• _Written instruction_: Reproduce the listing exactly and skip over any pictures.

• _Data section_:
■ ■ ■ ■

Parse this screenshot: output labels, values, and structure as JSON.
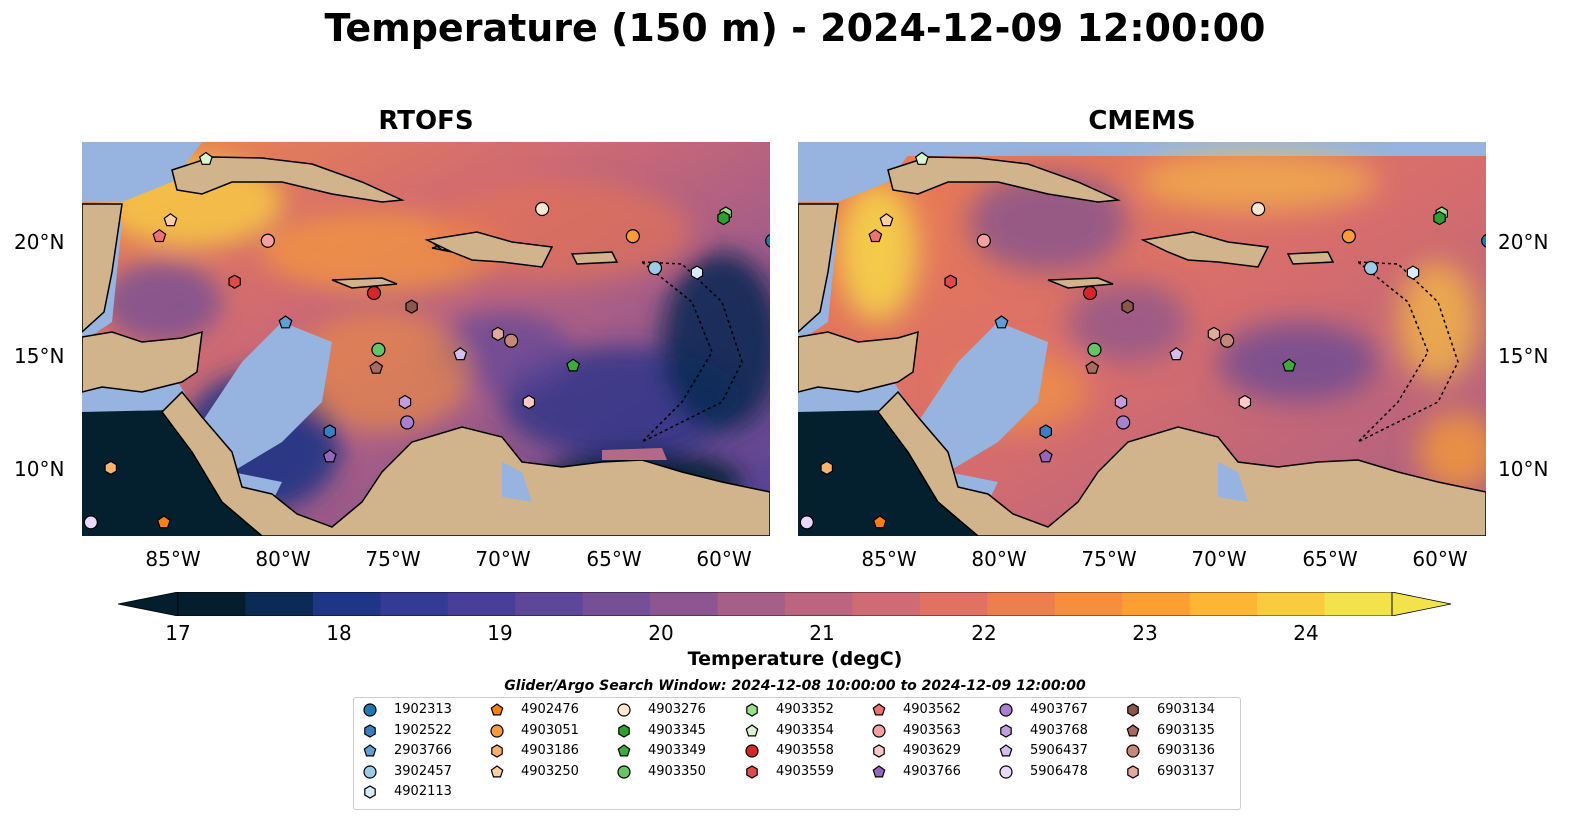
{
  "title": "Temperature (150 m) - 2024-12-09 12:00:00",
  "panels": [
    {
      "title": "RTOFS"
    },
    {
      "title": "CMEMS"
    }
  ],
  "axes": {
    "lat_ticks": [
      "20°N",
      "15°N",
      "10°N"
    ],
    "lon_ticks": [
      "85°W",
      "80°W",
      "75°W",
      "70°W",
      "65°W",
      "60°W"
    ]
  },
  "colorbar": {
    "label": "Temperature (degC)",
    "ticks": [
      "17",
      "18",
      "19",
      "20",
      "21",
      "22",
      "23",
      "24"
    ],
    "colors": [
      "#041e2e",
      "#0b2a55",
      "#1f3585",
      "#343b94",
      "#4a3f98",
      "#5e4698",
      "#774f96",
      "#8e5690",
      "#a65f88",
      "#bb6580",
      "#cf6b74",
      "#e17263",
      "#ef7e4e",
      "#f88d3d",
      "#fc9e32",
      "#fdb534",
      "#f8cc3e",
      "#f2e24c"
    ]
  },
  "window_text": "Glider/Argo Search Window: 2024-12-08 10:00:00 to 2024-12-09 12:00:00",
  "legend": {
    "columns": [
      [
        {
          "id": "1902313",
          "color": "#1f77b4",
          "marker": "circle"
        },
        {
          "id": "1902522",
          "color": "#3a7fc1",
          "marker": "hexagon"
        },
        {
          "id": "2903766",
          "color": "#5e9fd6",
          "marker": "pentagon"
        },
        {
          "id": "3902457",
          "color": "#9ecae9",
          "marker": "circle"
        },
        {
          "id": "4902113",
          "color": "#d6ebf8",
          "marker": "hexagon"
        }
      ],
      [
        {
          "id": "4902476",
          "color": "#ff7f0e",
          "marker": "pentagon"
        },
        {
          "id": "4903051",
          "color": "#fd9b3a",
          "marker": "circle"
        },
        {
          "id": "4903186",
          "color": "#fdb16e",
          "marker": "hexagon"
        },
        {
          "id": "4903250",
          "color": "#fdd0a2",
          "marker": "pentagon"
        }
      ],
      [
        {
          "id": "4903276",
          "color": "#fde7d0",
          "marker": "circle"
        },
        {
          "id": "4903345",
          "color": "#2ca02c",
          "marker": "hexagon"
        },
        {
          "id": "4903349",
          "color": "#3daa3d",
          "marker": "pentagon"
        },
        {
          "id": "4903350",
          "color": "#66c466",
          "marker": "circle"
        }
      ],
      [
        {
          "id": "4903352",
          "color": "#98df8a",
          "marker": "hexagon"
        },
        {
          "id": "4903354",
          "color": "#d9f7cf",
          "marker": "pentagon"
        },
        {
          "id": "4903558",
          "color": "#d62728",
          "marker": "circle"
        },
        {
          "id": "4903559",
          "color": "#e04a4b",
          "marker": "hexagon"
        }
      ],
      [
        {
          "id": "4903562",
          "color": "#ef7272",
          "marker": "pentagon"
        },
        {
          "id": "4903563",
          "color": "#f7a0a0",
          "marker": "circle"
        },
        {
          "id": "4903629",
          "color": "#fcc8c8",
          "marker": "hexagon"
        },
        {
          "id": "4903766",
          "color": "#9467bd",
          "marker": "pentagon"
        }
      ],
      [
        {
          "id": "4903767",
          "color": "#a880cf",
          "marker": "circle"
        },
        {
          "id": "4903768",
          "color": "#c09ee0",
          "marker": "hexagon"
        },
        {
          "id": "5906437",
          "color": "#d5bdef",
          "marker": "pentagon"
        },
        {
          "id": "5906478",
          "color": "#ead9fb",
          "marker": "circle"
        }
      ],
      [
        {
          "id": "6903134",
          "color": "#8c564b",
          "marker": "hexagon"
        },
        {
          "id": "6903135",
          "color": "#a86b5f",
          "marker": "pentagon"
        },
        {
          "id": "6903136",
          "color": "#c48878",
          "marker": "circle"
        },
        {
          "id": "6903137",
          "color": "#e0ab9b",
          "marker": "hexagon"
        }
      ]
    ]
  },
  "map_colors": {
    "land": "#d2b48c",
    "shallow": "#96b4df",
    "deep": "#04202f",
    "coast": "#000000"
  },
  "floats": [
    {
      "id": "4903354",
      "lon": -83.5,
      "lat": 23.6
    },
    {
      "id": "4903250",
      "lon": -85.1,
      "lat": 20.9
    },
    {
      "id": "4903562",
      "lon": -85.6,
      "lat": 20.2
    },
    {
      "id": "4903563",
      "lon": -80.7,
      "lat": 20.0
    },
    {
      "id": "4903276",
      "lon": -68.3,
      "lat": 21.4
    },
    {
      "id": "4903051",
      "lon": -64.2,
      "lat": 20.2
    },
    {
      "id": "4903352",
      "lon": -60.0,
      "lat": 21.2
    },
    {
      "id": "4903345",
      "lon": -60.1,
      "lat": 21.0
    },
    {
      "id": "1902313",
      "lon": -57.9,
      "lat": 20.0
    },
    {
      "id": "3902457",
      "lon": -63.2,
      "lat": 18.8
    },
    {
      "id": "4902113",
      "lon": -61.3,
      "lat": 18.6
    },
    {
      "id": "4903559",
      "lon": -82.2,
      "lat": 18.2
    },
    {
      "id": "4903558",
      "lon": -75.9,
      "lat": 17.7
    },
    {
      "id": "6903134",
      "lon": -74.2,
      "lat": 17.1
    },
    {
      "id": "2903766",
      "lon": -79.9,
      "lat": 16.4
    },
    {
      "id": "4903350",
      "lon": -75.7,
      "lat": 15.2
    },
    {
      "id": "6903135",
      "lon": -75.8,
      "lat": 14.4
    },
    {
      "id": "5906437",
      "lon": -72.0,
      "lat": 15.0
    },
    {
      "id": "6903137",
      "lon": -70.3,
      "lat": 15.9
    },
    {
      "id": "6903136",
      "lon": -69.7,
      "lat": 15.6
    },
    {
      "id": "4903349",
      "lon": -66.9,
      "lat": 14.5
    },
    {
      "id": "4903768",
      "lon": -74.5,
      "lat": 12.9
    },
    {
      "id": "4903629",
      "lon": -68.9,
      "lat": 12.9
    },
    {
      "id": "4903767",
      "lon": -74.4,
      "lat": 12.0
    },
    {
      "id": "1902522",
      "lon": -77.9,
      "lat": 11.6
    },
    {
      "id": "4903766",
      "lon": -77.9,
      "lat": 10.5
    },
    {
      "id": "4903186",
      "lon": -87.8,
      "lat": 10.0
    },
    {
      "id": "5906478",
      "lon": -88.7,
      "lat": 7.6
    },
    {
      "id": "4902476",
      "lon": -85.4,
      "lat": 7.6
    }
  ]
}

■ ■ ■ ■

• _Answer to this exercise_:
Parse this screenshot: output labels, values, and structure as JSON.
{
  "title": "Temperature (150 m) - 2024-12-09 12:00:00",
  "panels": [
    {
      "title": "RTOFS"
    },
    {
      "title": "CMEMS"
    }
  ],
  "axes": {
    "lat_ticks": [
      "20°N",
      "15°N",
      "10°N"
    ],
    "lon_ticks": [
      "85°W",
      "80°W",
      "75°W",
      "70°W",
      "65°W",
      "60°W"
    ]
  },
  "colorbar": {
    "label": "Temperature (degC)",
    "ticks": [
      "17",
      "18",
      "19",
      "20",
      "21",
      "22",
      "23",
      "24"
    ],
    "colors": [
      "#041e2e",
      "#0b2a55",
      "#1f3585",
      "#343b94",
      "#4a3f98",
      "#5e4698",
      "#774f96",
      "#8e5690",
      "#a65f88",
      "#bb6580",
      "#cf6b74",
      "#e17263",
      "#ef7e4e",
      "#f88d3d",
      "#fc9e32",
      "#fdb534",
      "#f8cc3e",
      "#f2e24c"
    ]
  },
  "window_text": "Glider/Argo Search Window: 2024-12-08 10:00:00 to 2024-12-09 12:00:00",
  "legend": {
    "columns": [
      [
        {
          "id": "1902313",
          "color": "#1f77b4",
          "marker": "circle"
        },
        {
          "id": "1902522",
          "color": "#3a7fc1",
          "marker": "hexagon"
        },
        {
          "id": "2903766",
          "color": "#5e9fd6",
          "marker": "pentagon"
        },
        {
          "id": "3902457",
          "color": "#9ecae9",
          "marker": "circle"
        },
        {
          "id": "4902113",
          "color": "#d6ebf8",
          "marker": "hexagon"
        }
      ],
      [
        {
          "id": "4902476",
          "color": "#ff7f0e",
          "marker": "pentagon"
        },
        {
          "id": "4903051",
          "color": "#fd9b3a",
          "marker": "circle"
        },
        {
          "id": "4903186",
          "color": "#fdb16e",
          "marker": "hexagon"
        },
        {
          "id": "4903250",
          "color": "#fdd0a2",
          "marker": "pentagon"
        }
      ],
      [
        {
          "id": "4903276",
          "color": "#fde7d0",
          "marker": "circle"
        },
        {
          "id": "4903345",
          "color": "#2ca02c",
          "marker": "hexagon"
        },
        {
          "id": "4903349",
          "color": "#3daa3d",
          "marker": "pentagon"
        },
        {
          "id": "4903350",
          "color": "#66c466",
          "marker": "circle"
        }
      ],
      [
        {
          "id": "4903352",
          "color": "#98df8a",
          "marker": "hexagon"
        },
        {
          "id": "4903354",
          "color": "#d9f7cf",
          "marker": "pentagon"
        },
        {
          "id": "4903558",
          "color": "#d62728",
          "marker": "circle"
        },
        {
          "id": "4903559",
          "color": "#e04a4b",
          "marker": "hexagon"
        }
      ],
      [
        {
          "id": "4903562",
          "color": "#ef7272",
          "marker": "pentagon"
        },
        {
          "id": "4903563",
          "color": "#f7a0a0",
          "marker": "circle"
        },
        {
          "id": "4903629",
          "color": "#fcc8c8",
          "marker": "hexagon"
        },
        {
          "id": "4903766",
          "color": "#9467bd",
          "marker": "pentagon"
        }
      ],
      [
        {
          "id": "4903767",
          "color": "#a880cf",
          "marker": "circle"
        },
        {
          "id": "4903768",
          "color": "#c09ee0",
          "marker": "hexagon"
        },
        {
          "id": "5906437",
          "color": "#d5bdef",
          "marker": "pentagon"
        },
        {
          "id": "5906478",
          "color": "#ead9fb",
          "marker": "circle"
        }
      ],
      [
        {
          "id": "6903134",
          "color": "#8c564b",
          "marker": "hexagon"
        },
        {
          "id": "6903135",
          "color": "#a86b5f",
          "marker": "pentagon"
        },
        {
          "id": "6903136",
          "color": "#c48878",
          "marker": "circle"
        },
        {
          "id": "6903137",
          "color": "#e0ab9b",
          "marker": "hexagon"
        }
      ]
    ]
  },
  "map_colors": {
    "land": "#d2b48c",
    "shallow": "#96b4df",
    "deep": "#04202f",
    "coast": "#000000"
  },
  "floats": [
    {
      "id": "4903354",
      "lon": -83.5,
      "lat": 23.6
    },
    {
      "id": "4903250",
      "lon": -85.1,
      "lat": 20.9
    },
    {
      "id": "4903562",
      "lon": -85.6,
      "lat": 20.2
    },
    {
      "id": "4903563",
      "lon": -80.7,
      "lat": 20.0
    },
    {
      "id": "4903276",
      "lon": -68.3,
      "lat": 21.4
    },
    {
      "id": "4903051",
      "lon": -64.2,
      "lat": 20.2
    },
    {
      "id": "4903352",
      "lon": -60.0,
      "lat": 21.2
    },
    {
      "id": "4903345",
      "lon": -60.1,
      "lat": 21.0
    },
    {
      "id": "1902313",
      "lon": -57.9,
      "lat": 20.0
    },
    {
      "id": "3902457",
      "lon": -63.2,
      "lat": 18.8
    },
    {
      "id": "4902113",
      "lon": -61.3,
      "lat": 18.6
    },
    {
      "id": "4903559",
      "lon": -82.2,
      "lat": 18.2
    },
    {
      "id": "4903558",
      "lon": -75.9,
      "lat": 17.7
    },
    {
      "id": "6903134",
      "lon": -74.2,
      "lat": 17.1
    },
    {
      "id": "2903766",
      "lon": -79.9,
      "lat": 16.4
    },
    {
      "id": "4903350",
      "lon": -75.7,
      "lat": 15.2
    },
    {
      "id": "6903135",
      "lon": -75.8,
      "lat": 14.4
    },
    {
      "id": "5906437",
      "lon": -72.0,
      "lat": 15.0
    },
    {
      "id": "6903137",
      "lon": -70.3,
      "lat": 15.9
    },
    {
      "id": "6903136",
      "lon": -69.7,
      "lat": 15.6
    },
    {
      "id": "4903349",
      "lon": -66.9,
      "lat": 14.5
    },
    {
      "id": "4903768",
      "lon": -74.5,
      "lat": 12.9
    },
    {
      "id": "4903629",
      "lon": -68.9,
      "lat": 12.9
    },
    {
      "id": "4903767",
      "lon": -74.4,
      "lat": 12.0
    },
    {
      "id": "1902522",
      "lon": -77.9,
      "lat": 11.6
    },
    {
      "id": "4903766",
      "lon": -77.9,
      "lat": 10.5
    },
    {
      "id": "4903186",
      "lon": -87.8,
      "lat": 10.0
    },
    {
      "id": "5906478",
      "lon": -88.7,
      "lat": 7.6
    },
    {
      "id": "4902476",
      "lon": -85.4,
      "lat": 7.6
    }
  ]
}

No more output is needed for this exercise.